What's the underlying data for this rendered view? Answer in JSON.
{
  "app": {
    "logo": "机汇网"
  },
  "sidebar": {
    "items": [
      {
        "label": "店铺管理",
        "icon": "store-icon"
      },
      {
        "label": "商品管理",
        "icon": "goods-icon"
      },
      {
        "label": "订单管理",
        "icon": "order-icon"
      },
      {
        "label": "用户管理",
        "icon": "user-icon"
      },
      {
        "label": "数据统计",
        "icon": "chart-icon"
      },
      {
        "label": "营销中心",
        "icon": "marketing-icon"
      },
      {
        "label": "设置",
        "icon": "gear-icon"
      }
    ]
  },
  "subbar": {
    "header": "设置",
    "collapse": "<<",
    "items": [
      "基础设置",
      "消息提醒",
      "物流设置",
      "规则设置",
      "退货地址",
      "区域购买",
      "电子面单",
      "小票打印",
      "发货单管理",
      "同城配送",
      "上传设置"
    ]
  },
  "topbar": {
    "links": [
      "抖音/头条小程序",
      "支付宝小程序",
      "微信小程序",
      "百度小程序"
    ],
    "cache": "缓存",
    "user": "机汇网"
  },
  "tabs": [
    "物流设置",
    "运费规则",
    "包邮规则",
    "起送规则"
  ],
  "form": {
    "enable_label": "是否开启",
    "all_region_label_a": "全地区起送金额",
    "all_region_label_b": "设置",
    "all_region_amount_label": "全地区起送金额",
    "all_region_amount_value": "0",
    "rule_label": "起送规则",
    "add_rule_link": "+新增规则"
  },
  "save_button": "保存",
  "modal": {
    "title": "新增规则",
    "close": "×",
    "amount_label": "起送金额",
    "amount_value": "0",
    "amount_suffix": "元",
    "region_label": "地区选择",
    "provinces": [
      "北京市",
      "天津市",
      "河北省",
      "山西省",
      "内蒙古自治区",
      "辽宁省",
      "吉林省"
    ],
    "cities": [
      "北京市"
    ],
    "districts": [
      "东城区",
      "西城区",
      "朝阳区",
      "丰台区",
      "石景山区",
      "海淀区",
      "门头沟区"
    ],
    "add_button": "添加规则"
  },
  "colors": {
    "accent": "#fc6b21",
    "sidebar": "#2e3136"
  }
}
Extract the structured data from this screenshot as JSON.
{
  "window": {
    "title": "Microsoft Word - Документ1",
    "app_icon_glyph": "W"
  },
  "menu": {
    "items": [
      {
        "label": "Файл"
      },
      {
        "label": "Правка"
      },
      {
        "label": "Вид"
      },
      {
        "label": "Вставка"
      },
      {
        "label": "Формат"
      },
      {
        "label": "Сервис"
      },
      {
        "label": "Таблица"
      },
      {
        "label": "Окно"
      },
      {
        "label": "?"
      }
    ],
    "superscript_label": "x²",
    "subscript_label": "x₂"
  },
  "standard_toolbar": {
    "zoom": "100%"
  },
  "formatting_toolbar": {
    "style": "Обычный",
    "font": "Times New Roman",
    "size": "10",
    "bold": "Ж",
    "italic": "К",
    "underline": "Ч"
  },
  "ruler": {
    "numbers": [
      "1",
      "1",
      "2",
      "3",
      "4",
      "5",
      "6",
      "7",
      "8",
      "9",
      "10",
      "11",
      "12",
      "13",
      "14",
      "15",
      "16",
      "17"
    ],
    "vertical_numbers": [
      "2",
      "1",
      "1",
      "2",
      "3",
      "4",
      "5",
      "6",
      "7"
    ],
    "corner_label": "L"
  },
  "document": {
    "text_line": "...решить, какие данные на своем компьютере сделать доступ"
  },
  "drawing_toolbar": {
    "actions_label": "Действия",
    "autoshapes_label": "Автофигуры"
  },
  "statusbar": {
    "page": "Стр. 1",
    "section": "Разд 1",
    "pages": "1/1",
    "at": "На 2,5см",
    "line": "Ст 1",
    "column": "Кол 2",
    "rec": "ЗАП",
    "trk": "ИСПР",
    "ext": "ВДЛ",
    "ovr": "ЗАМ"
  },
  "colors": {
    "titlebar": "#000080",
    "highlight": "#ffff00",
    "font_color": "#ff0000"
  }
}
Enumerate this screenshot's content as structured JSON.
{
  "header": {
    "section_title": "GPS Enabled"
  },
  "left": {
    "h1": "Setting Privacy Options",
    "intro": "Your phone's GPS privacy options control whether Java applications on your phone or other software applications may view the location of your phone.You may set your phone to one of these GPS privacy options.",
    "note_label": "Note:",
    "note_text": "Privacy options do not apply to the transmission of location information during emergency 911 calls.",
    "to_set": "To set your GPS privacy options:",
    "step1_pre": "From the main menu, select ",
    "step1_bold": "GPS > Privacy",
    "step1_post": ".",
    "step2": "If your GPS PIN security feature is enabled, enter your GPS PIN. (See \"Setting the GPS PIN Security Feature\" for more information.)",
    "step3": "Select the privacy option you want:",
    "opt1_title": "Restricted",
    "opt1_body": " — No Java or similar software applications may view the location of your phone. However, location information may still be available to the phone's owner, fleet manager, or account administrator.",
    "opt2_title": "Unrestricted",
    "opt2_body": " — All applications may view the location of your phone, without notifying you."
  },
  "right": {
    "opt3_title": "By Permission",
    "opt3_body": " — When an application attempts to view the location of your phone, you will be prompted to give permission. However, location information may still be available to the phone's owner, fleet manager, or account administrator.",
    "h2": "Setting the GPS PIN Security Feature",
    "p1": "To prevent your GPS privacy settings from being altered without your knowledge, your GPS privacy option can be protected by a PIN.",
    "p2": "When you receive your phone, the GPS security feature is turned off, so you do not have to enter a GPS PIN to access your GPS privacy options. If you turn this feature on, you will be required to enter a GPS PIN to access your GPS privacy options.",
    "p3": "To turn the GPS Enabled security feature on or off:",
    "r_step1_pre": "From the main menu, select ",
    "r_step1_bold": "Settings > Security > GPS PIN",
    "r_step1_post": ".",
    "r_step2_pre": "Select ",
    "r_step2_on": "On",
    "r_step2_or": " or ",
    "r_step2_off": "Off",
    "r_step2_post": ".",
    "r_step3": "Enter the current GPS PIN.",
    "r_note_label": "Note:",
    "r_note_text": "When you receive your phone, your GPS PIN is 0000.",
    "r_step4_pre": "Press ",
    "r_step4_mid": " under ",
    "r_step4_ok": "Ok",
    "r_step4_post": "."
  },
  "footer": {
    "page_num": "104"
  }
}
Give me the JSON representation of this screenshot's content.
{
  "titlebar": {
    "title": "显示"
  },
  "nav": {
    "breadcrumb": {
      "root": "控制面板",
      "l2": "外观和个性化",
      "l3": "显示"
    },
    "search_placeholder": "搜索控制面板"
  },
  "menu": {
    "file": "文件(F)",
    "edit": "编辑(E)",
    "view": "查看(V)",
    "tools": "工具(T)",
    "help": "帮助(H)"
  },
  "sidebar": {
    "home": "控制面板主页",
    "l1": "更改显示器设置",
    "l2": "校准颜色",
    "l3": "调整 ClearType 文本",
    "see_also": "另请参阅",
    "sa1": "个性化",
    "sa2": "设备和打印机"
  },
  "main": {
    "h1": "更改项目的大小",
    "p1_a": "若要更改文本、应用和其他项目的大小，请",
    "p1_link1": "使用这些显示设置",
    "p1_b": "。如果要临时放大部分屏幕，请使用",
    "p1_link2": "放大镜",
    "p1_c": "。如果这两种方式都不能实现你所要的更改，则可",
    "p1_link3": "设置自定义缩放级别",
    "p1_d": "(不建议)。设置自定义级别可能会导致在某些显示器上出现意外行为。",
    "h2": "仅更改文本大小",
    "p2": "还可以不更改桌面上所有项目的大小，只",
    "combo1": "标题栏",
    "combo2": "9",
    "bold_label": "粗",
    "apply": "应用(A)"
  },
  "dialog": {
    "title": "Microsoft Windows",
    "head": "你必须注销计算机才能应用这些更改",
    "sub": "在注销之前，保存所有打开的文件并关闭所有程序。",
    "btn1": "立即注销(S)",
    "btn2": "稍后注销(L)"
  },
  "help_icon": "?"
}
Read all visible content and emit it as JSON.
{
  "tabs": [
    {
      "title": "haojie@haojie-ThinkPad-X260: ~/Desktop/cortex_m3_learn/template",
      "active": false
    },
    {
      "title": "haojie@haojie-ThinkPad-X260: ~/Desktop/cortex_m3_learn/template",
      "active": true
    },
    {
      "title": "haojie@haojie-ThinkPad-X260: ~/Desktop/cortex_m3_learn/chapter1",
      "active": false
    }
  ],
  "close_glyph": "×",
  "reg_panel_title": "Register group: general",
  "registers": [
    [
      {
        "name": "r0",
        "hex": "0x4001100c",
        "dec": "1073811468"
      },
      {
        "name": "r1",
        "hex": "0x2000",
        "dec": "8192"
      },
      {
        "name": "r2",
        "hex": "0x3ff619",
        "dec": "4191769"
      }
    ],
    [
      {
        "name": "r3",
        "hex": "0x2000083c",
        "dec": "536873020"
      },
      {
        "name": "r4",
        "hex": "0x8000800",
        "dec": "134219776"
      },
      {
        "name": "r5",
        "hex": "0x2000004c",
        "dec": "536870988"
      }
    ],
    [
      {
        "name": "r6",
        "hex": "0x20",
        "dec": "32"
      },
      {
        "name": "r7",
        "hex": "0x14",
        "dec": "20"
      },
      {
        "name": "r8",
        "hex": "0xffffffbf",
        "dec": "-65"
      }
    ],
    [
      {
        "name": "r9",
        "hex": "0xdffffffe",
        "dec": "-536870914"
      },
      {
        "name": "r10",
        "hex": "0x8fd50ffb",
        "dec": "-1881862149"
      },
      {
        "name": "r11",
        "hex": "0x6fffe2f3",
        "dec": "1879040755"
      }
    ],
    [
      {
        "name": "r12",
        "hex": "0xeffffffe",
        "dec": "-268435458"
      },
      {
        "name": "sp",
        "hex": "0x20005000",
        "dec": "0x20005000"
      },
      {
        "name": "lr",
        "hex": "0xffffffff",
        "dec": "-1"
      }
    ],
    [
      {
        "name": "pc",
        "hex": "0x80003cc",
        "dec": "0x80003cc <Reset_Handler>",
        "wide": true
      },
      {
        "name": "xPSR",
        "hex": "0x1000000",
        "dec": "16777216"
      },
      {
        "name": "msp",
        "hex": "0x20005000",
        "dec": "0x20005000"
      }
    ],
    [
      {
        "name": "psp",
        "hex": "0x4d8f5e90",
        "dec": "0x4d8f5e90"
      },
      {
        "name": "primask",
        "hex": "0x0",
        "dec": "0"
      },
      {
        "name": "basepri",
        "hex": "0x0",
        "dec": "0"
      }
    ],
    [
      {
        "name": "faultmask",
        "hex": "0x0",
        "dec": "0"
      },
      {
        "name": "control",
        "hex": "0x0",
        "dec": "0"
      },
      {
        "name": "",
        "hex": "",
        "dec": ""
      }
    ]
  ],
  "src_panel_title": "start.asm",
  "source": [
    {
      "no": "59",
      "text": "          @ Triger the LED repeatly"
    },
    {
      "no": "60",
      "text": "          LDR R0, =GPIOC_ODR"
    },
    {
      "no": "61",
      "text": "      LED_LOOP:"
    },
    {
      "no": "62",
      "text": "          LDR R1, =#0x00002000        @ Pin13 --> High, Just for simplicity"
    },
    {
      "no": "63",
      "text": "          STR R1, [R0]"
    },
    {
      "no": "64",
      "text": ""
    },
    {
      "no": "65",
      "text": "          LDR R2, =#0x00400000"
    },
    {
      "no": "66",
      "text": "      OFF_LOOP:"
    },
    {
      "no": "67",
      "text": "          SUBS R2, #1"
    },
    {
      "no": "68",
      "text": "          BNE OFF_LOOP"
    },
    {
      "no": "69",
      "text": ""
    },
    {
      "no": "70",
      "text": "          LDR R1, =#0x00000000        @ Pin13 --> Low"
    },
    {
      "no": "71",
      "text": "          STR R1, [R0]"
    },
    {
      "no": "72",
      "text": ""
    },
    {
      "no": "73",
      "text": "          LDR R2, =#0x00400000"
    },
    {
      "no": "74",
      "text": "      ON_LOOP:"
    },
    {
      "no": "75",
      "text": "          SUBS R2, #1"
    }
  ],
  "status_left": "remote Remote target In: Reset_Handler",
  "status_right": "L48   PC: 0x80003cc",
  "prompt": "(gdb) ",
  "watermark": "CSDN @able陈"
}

────────

→ Given exercise
Check each line of the records above for "account", and copy those that have it.

→ Written reply
    "opt1_body": " — No Java or similar software applications may view the location of your phone. However, location information may still be available to the phone's owner, fleet manager, or account administrator.",
    "opt3_body": " — When an application attempts to view the location of your phone, you will be prompted to give permission. However, location information may still be available to the phone's owner, fleet manager, or account administrator.",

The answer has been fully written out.